Supplied passage
* * * * * * * * *

RILA was no predictor of any of the survival variables we analyzed. However, the association was shown in rectal24and cervix25 tumor patients. As the molecular mechanism of RILA is not revealed yet, it is possible, that it is a predictor of tumor relapse as well. The localized prostate cancer patients of our cohort had a very good prognosis, it is possible, that the low number of events prevented the connection from being found.

Chromosome aberrations are proposed to be predictive markers of radiogenic side effects26,27,28. We analyzed the correlations with side effects and found significant associations, but it was rare. The RILA value also correlated with chromosome breaks (at 3 and 36 months) (Table 3). However, beside other predictors, total aberrations (directly after the last fraction) were not independent predictors. Chromosome aberration technique is robust and cheap, but highly labor-intensive technique. RILA assay might be easier to apply in clinical practice.

* * * * * * * * *

Work to complete
A) In the passage on RILA and chromosome aberrations, how is the chromosome aberration technique characterized?
B) Carry on the passage on RILA and chromosome aberrations from the point where it stops.

Dataset entries
* * * * * * * * *

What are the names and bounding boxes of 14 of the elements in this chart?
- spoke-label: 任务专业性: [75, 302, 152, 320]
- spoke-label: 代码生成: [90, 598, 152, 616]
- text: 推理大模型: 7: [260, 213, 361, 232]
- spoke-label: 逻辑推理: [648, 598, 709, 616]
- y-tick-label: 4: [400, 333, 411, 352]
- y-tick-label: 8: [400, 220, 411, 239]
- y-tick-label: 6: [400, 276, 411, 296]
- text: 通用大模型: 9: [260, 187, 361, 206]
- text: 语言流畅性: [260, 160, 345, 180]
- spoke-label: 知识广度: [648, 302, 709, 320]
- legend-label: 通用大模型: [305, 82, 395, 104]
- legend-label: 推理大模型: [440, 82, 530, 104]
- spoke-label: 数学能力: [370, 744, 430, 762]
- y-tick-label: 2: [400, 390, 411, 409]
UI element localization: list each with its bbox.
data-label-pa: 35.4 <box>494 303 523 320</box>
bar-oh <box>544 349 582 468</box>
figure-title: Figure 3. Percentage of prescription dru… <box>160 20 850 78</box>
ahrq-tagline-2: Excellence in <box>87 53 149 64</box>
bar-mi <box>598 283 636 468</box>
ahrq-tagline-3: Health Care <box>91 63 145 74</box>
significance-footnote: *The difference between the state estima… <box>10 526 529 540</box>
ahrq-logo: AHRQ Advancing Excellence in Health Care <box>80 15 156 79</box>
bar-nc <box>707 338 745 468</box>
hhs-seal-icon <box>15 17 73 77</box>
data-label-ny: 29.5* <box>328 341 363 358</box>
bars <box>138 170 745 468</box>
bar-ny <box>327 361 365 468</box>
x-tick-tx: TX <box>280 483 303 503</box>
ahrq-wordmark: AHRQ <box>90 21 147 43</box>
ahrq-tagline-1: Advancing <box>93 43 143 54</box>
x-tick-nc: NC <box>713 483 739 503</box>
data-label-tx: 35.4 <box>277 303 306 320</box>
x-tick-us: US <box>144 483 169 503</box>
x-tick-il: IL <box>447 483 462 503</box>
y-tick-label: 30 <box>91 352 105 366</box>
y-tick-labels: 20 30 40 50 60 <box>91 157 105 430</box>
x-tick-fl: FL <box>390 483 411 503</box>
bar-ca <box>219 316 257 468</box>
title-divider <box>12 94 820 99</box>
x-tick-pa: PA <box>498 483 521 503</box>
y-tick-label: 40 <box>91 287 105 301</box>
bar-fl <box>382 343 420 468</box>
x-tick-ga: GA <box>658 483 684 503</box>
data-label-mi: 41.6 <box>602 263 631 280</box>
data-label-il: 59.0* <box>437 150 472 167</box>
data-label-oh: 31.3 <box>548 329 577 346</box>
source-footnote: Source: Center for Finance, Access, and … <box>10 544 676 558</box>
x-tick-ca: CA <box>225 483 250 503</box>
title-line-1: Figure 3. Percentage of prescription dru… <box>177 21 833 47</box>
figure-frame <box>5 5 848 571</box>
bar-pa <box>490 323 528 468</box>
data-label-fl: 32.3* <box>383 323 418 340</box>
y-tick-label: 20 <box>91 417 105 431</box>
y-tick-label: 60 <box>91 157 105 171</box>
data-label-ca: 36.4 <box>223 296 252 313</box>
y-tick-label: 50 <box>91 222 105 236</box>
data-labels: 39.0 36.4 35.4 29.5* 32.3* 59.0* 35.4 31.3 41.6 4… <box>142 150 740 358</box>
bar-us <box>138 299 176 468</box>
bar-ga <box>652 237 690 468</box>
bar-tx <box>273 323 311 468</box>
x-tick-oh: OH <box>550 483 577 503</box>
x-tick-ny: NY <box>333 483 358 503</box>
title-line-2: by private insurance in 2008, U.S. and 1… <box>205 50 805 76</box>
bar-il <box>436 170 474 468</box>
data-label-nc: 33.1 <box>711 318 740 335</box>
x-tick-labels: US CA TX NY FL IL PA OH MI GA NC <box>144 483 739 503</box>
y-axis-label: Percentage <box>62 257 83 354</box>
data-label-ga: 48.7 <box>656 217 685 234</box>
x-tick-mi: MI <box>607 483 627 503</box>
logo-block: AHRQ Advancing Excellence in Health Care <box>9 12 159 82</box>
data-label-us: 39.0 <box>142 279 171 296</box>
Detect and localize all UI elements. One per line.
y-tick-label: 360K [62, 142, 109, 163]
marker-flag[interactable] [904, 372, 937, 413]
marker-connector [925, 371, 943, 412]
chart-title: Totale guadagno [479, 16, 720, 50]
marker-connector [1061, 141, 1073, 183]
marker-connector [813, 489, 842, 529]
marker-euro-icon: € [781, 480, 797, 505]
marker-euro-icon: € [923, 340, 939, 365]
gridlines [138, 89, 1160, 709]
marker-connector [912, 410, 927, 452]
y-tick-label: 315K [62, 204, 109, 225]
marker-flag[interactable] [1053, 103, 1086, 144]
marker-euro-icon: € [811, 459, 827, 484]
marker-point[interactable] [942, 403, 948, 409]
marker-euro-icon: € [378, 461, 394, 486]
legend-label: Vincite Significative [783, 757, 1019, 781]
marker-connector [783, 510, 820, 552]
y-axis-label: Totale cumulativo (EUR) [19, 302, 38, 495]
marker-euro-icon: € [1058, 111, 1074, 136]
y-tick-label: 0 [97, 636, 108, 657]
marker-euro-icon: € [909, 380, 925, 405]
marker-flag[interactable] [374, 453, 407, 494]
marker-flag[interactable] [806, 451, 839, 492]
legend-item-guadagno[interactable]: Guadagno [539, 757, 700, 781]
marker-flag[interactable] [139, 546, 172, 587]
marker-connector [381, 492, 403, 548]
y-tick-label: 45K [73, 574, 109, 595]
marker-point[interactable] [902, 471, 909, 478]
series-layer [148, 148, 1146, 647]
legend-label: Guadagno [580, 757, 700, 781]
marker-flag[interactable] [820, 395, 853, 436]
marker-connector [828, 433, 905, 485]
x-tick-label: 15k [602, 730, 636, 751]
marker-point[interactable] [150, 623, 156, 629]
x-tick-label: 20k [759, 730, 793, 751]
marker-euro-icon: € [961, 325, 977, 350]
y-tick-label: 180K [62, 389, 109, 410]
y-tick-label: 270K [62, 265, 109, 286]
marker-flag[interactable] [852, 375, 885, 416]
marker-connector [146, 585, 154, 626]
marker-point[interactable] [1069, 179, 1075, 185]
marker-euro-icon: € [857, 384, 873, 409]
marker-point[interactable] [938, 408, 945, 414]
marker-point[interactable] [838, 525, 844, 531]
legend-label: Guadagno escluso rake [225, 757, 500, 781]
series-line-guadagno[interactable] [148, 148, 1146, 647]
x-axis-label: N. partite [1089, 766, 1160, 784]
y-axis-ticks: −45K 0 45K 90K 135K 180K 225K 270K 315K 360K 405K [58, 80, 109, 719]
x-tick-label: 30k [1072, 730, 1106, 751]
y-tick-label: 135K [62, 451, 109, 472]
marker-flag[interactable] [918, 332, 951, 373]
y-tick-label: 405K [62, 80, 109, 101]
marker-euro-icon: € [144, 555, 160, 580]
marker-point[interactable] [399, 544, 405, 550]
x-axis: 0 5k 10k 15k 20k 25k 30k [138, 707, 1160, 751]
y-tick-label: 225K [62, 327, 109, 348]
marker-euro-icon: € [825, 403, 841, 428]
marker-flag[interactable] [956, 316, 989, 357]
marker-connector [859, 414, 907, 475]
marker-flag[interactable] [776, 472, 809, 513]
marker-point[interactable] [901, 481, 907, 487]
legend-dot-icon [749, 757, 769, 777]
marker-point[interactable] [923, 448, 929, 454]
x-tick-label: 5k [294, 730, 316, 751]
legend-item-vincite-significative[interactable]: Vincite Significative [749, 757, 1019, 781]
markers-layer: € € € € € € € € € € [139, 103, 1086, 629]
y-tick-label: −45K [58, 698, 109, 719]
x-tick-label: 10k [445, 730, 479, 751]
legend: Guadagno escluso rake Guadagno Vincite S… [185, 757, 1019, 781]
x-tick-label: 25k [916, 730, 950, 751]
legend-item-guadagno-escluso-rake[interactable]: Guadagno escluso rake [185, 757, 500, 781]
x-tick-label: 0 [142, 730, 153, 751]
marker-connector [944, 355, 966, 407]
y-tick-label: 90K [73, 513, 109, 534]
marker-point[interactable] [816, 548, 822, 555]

* * * * * * * * *

Answers to the exercise
A) It is described as robust and cheap, but highly labor-intensive.

B)
CyberKnife is a cutting-edge technique of radiotherapy. Its precision allows therapists to shrink the safety margins between CTV (clinical target volume) and PTV (planning target volume). It is also a non-invasive technique compared to brachytherapy and only 5 fractions are needed in the case of prostate therapy. However, stereotactic hypofractionation is still more commonly performed with linear accelerators. Yoshioka et al. presented a dosimetric comparison between robotic and conventional SBRT and HDR therapy. We observed similar coverage of the PTV as they presented. 95.6 ± 0.5% V100% was observed in Yoshhioka et al. and 95.8 ± 0.8% in our study for Cyberknife vs. 96.7 ± 1.4% in Yoshioka et al. and 98.3 ± 0.9% V100% was found in our study for HDR patients. Both coverages of HDR treatments were higher (p < 0.01 and p < 0.0001). In comparison, the V100% of the conventional LINAC based SBRT was lower in their cohort than V100%of the SBRT robotic arm29. These differences in coverage, hot spots in the PTV and irradiation time could affect our chromosomal aberration results, but do not affect RILA, decreasing correlation between the two.

We have not registered more than Grade 2 gastrointestinal side effects. The cause can be the small cohort size and that the Cyberknife therapy using marker tracking guided by the three gold markers placed into the prostate allows the use of narrow margins and provides good rectum protection. In the case of HDR brachytherapy, the intraoperative dose planning is quasi-real time and CTV is equal to PTV, and the steep dose gradient around the source helps to prevent damage to healthy tissues. There was also no grade 3 or higher RTOG toxicity in the PACE-B trial and only 2% grade 2 side effect was observed in 414 patients two years after SBRT20. After 30 month follow-up (min. 12 months), only 2.9% of grade 2 (and no grade 3) late rectal toxicity were found in 304 prostate SBRT patients after 35–36.2 Gy doses30.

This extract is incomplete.